-- Start --
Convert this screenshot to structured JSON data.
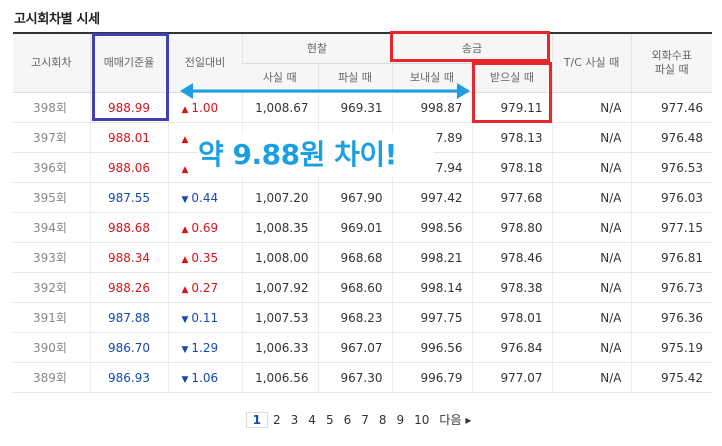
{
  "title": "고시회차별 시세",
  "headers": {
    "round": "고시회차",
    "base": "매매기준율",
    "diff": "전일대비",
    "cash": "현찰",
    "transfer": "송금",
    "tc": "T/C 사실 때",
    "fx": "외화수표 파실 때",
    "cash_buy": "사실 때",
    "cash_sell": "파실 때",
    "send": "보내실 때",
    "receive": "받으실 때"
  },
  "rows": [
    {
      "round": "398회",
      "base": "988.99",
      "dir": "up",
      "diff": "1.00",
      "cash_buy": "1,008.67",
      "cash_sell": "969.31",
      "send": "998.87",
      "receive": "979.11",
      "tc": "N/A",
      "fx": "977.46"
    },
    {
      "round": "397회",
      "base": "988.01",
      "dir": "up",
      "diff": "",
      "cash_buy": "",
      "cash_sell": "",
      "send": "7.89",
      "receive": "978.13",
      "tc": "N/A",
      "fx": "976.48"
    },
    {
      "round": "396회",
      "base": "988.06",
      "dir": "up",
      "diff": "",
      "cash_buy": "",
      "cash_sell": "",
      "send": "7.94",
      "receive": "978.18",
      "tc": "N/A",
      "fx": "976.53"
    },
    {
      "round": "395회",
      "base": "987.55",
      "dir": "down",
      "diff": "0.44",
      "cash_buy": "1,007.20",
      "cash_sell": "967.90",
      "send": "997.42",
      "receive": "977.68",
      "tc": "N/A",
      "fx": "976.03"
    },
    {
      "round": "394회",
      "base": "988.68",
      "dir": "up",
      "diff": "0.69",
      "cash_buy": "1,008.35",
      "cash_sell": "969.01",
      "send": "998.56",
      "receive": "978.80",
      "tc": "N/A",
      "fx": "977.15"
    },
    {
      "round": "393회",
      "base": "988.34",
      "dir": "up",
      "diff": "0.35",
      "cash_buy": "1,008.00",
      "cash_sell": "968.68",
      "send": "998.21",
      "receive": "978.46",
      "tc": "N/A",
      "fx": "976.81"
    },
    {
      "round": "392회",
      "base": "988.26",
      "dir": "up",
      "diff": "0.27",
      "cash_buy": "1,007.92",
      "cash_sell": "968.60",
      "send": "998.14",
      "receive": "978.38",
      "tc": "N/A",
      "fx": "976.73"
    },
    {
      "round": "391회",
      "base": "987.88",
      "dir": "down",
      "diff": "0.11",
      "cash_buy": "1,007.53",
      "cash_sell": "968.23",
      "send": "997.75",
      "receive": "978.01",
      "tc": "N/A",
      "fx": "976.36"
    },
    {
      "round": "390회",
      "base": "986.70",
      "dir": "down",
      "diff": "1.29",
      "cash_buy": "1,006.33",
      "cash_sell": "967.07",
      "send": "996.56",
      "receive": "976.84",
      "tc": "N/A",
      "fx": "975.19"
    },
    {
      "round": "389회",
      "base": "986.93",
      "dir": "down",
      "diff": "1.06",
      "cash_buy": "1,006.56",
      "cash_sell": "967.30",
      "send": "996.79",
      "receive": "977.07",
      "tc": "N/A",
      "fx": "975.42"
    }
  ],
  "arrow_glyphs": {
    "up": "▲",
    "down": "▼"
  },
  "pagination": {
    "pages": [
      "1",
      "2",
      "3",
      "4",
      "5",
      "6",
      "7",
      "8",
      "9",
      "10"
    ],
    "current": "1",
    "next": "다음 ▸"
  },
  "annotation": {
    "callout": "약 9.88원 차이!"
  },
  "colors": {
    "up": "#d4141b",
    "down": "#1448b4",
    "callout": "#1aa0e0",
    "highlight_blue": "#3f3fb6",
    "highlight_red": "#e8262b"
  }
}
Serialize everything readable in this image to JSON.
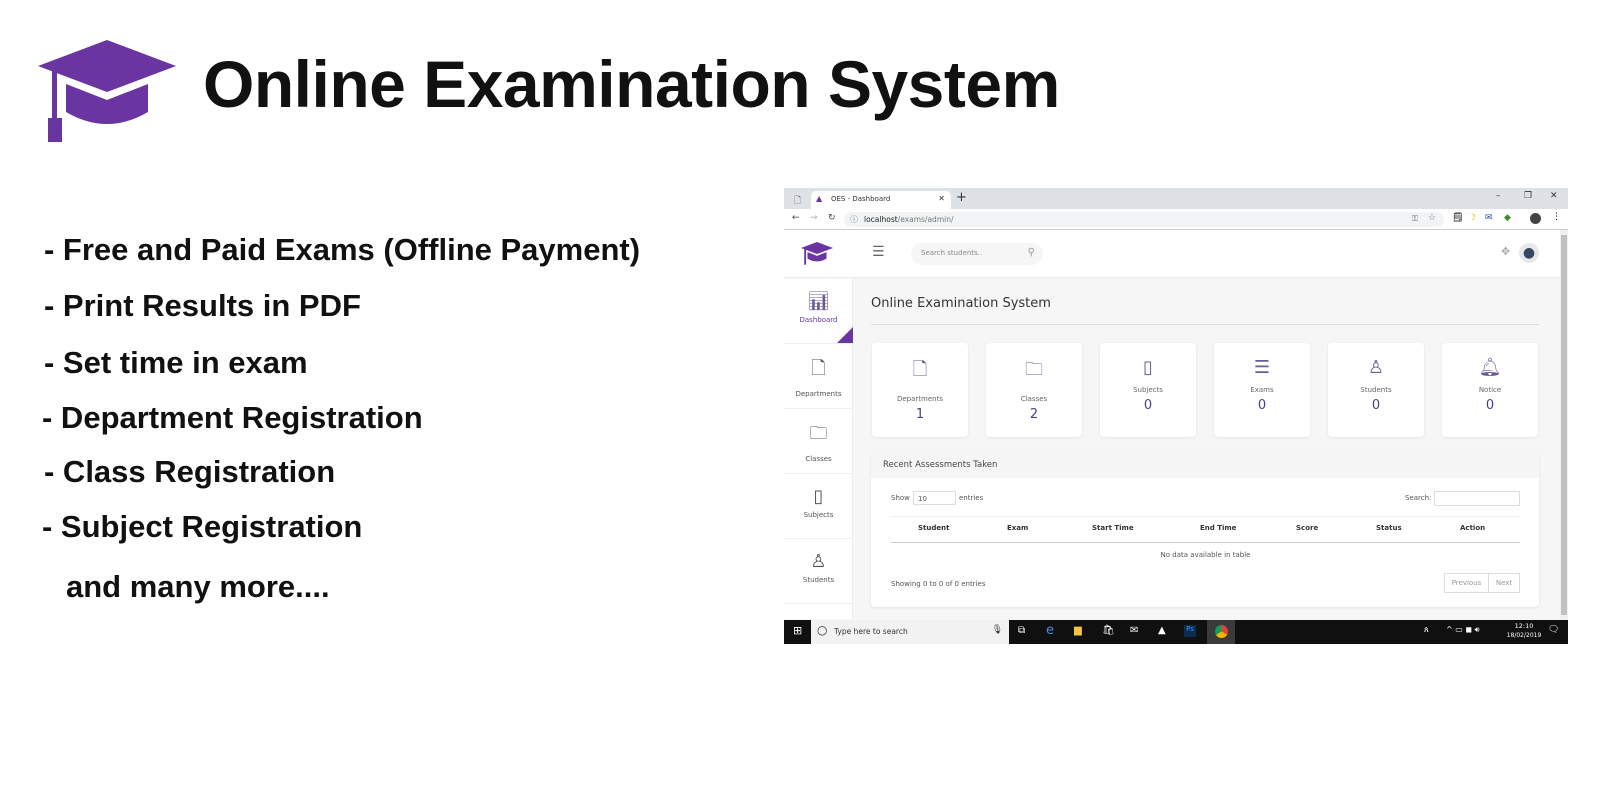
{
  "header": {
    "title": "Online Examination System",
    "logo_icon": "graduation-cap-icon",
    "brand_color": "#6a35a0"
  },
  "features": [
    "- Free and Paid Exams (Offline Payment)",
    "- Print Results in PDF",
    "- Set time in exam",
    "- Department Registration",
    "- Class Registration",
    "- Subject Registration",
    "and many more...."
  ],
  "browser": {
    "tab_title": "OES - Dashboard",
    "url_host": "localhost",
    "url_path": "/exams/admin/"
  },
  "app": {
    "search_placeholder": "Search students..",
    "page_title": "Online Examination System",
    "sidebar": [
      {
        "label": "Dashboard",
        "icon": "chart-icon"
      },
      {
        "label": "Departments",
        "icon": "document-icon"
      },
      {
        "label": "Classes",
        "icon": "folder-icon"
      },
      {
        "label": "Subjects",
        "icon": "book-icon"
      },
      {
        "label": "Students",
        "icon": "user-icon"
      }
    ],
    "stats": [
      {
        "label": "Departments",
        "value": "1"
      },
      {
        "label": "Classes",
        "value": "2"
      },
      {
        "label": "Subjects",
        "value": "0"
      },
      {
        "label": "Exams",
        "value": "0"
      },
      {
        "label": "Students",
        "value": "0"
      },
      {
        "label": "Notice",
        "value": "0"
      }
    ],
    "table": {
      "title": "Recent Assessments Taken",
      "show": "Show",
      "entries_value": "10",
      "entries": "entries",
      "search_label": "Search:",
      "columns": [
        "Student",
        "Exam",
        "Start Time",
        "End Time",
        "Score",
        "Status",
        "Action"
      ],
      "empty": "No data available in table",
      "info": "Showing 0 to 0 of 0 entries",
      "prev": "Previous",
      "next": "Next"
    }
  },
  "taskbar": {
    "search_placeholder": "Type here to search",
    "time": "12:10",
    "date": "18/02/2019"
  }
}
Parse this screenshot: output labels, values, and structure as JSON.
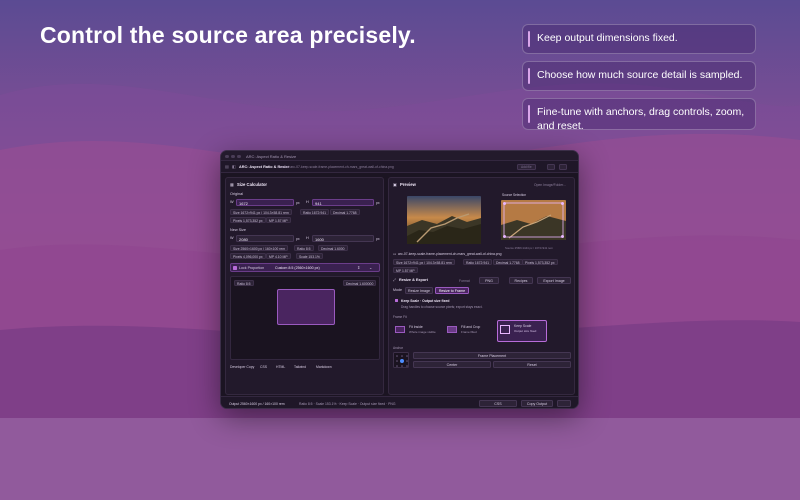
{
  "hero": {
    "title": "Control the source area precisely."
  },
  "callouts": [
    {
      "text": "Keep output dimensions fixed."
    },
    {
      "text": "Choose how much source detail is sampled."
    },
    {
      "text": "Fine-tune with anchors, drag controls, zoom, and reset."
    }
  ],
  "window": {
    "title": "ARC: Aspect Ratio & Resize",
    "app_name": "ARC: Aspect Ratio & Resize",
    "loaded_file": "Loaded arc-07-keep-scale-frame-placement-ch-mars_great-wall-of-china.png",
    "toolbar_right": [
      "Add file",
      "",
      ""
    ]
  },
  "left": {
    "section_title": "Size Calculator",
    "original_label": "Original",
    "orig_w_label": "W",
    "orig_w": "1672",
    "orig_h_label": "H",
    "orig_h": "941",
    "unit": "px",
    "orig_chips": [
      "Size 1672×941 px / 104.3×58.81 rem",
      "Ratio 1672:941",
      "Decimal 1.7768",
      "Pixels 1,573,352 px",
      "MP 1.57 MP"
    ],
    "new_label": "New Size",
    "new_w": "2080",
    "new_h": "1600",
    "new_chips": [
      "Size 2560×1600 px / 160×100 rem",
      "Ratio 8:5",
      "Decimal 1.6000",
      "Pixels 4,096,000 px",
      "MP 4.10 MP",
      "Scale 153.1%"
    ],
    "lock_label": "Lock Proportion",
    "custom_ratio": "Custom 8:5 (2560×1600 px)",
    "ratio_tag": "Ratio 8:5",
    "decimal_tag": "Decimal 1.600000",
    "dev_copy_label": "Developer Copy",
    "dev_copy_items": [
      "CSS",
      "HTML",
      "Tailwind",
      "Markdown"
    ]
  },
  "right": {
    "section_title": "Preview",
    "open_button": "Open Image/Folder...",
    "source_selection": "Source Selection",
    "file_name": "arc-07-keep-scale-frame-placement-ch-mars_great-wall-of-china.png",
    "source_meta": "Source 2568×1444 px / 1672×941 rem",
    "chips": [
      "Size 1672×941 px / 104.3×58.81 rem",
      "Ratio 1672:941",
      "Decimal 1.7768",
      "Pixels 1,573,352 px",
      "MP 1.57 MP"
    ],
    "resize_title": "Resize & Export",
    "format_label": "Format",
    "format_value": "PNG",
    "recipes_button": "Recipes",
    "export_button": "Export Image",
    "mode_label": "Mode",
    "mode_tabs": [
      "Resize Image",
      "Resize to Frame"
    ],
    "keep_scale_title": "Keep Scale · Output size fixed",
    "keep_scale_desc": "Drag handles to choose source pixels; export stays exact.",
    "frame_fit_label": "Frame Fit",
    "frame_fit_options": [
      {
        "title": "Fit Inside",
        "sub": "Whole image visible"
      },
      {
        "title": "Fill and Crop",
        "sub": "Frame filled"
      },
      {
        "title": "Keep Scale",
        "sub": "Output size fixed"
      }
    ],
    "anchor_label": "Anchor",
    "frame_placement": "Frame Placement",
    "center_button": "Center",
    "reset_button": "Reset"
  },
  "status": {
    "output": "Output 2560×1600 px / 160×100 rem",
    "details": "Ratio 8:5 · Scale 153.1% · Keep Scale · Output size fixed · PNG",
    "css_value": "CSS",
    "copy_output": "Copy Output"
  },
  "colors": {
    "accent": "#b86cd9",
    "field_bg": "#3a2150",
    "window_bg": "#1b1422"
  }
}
-- End --
OBJECTIVE: Set out every line from the material that contains the string "china".

OUTPUT OF THE TASK:
    "loaded_file": "Loaded arc-07-keep-scale-frame-placement-ch-mars_great-wall-of-china.png",
    "file_name": "arc-07-keep-scale-frame-placement-ch-mars_great-wall-of-china.png",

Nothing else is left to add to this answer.